What to work on
Copy the listing below in full and skip every picture.

--- START Information shown ---

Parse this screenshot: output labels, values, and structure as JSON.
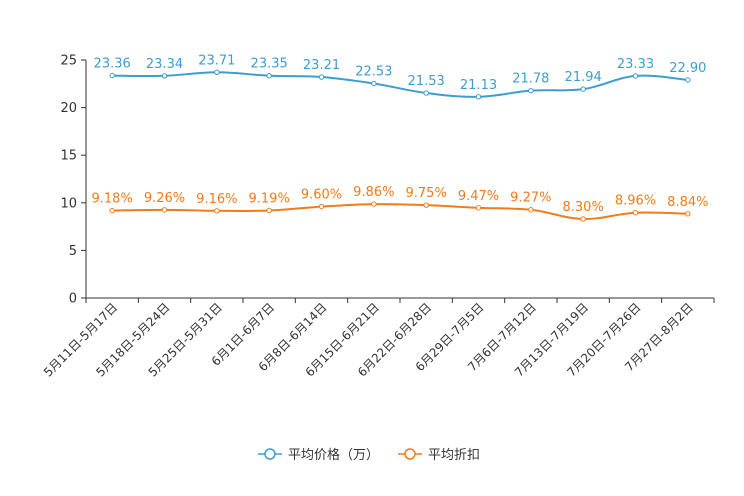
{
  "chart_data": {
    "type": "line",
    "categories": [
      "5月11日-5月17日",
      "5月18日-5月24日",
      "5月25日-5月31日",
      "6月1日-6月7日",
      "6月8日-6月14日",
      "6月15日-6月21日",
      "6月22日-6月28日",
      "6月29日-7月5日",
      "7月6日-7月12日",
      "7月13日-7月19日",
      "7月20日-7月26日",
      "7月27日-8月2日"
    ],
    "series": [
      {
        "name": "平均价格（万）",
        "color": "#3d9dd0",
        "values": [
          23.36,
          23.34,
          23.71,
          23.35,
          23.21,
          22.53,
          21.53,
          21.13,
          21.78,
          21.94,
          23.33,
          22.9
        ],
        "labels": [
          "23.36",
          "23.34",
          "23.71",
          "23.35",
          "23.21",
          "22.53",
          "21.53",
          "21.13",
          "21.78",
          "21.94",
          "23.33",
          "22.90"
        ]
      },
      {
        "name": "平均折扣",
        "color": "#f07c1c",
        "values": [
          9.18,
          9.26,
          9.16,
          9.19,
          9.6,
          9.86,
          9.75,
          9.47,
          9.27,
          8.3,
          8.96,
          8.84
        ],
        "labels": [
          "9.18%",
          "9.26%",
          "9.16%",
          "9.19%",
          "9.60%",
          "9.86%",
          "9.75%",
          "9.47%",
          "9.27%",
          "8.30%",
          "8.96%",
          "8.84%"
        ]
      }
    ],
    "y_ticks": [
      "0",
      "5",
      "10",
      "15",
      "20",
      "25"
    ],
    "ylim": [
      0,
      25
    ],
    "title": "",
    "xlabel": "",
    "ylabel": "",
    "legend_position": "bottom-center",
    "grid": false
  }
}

--- END Information shown ---

Response
Parse this screenshot: output labels, values, and structure as JSON.
{
  "chart_data": {
    "type": "line",
    "categories": [
      "5月11日-5月17日",
      "5月18日-5月24日",
      "5月25日-5月31日",
      "6月1日-6月7日",
      "6月8日-6月14日",
      "6月15日-6月21日",
      "6月22日-6月28日",
      "6月29日-7月5日",
      "7月6日-7月12日",
      "7月13日-7月19日",
      "7月20日-7月26日",
      "7月27日-8月2日"
    ],
    "series": [
      {
        "name": "平均价格（万）",
        "color": "#3d9dd0",
        "values": [
          23.36,
          23.34,
          23.71,
          23.35,
          23.21,
          22.53,
          21.53,
          21.13,
          21.78,
          21.94,
          23.33,
          22.9
        ],
        "labels": [
          "23.36",
          "23.34",
          "23.71",
          "23.35",
          "23.21",
          "22.53",
          "21.53",
          "21.13",
          "21.78",
          "21.94",
          "23.33",
          "22.90"
        ]
      },
      {
        "name": "平均折扣",
        "color": "#f07c1c",
        "values": [
          9.18,
          9.26,
          9.16,
          9.19,
          9.6,
          9.86,
          9.75,
          9.47,
          9.27,
          8.3,
          8.96,
          8.84
        ],
        "labels": [
          "9.18%",
          "9.26%",
          "9.16%",
          "9.19%",
          "9.60%",
          "9.86%",
          "9.75%",
          "9.47%",
          "9.27%",
          "8.30%",
          "8.96%",
          "8.84%"
        ]
      }
    ],
    "y_ticks": [
      "0",
      "5",
      "10",
      "15",
      "20",
      "25"
    ],
    "ylim": [
      0,
      25
    ],
    "title": "",
    "xlabel": "",
    "ylabel": "",
    "legend_position": "bottom-center",
    "grid": false
  }
}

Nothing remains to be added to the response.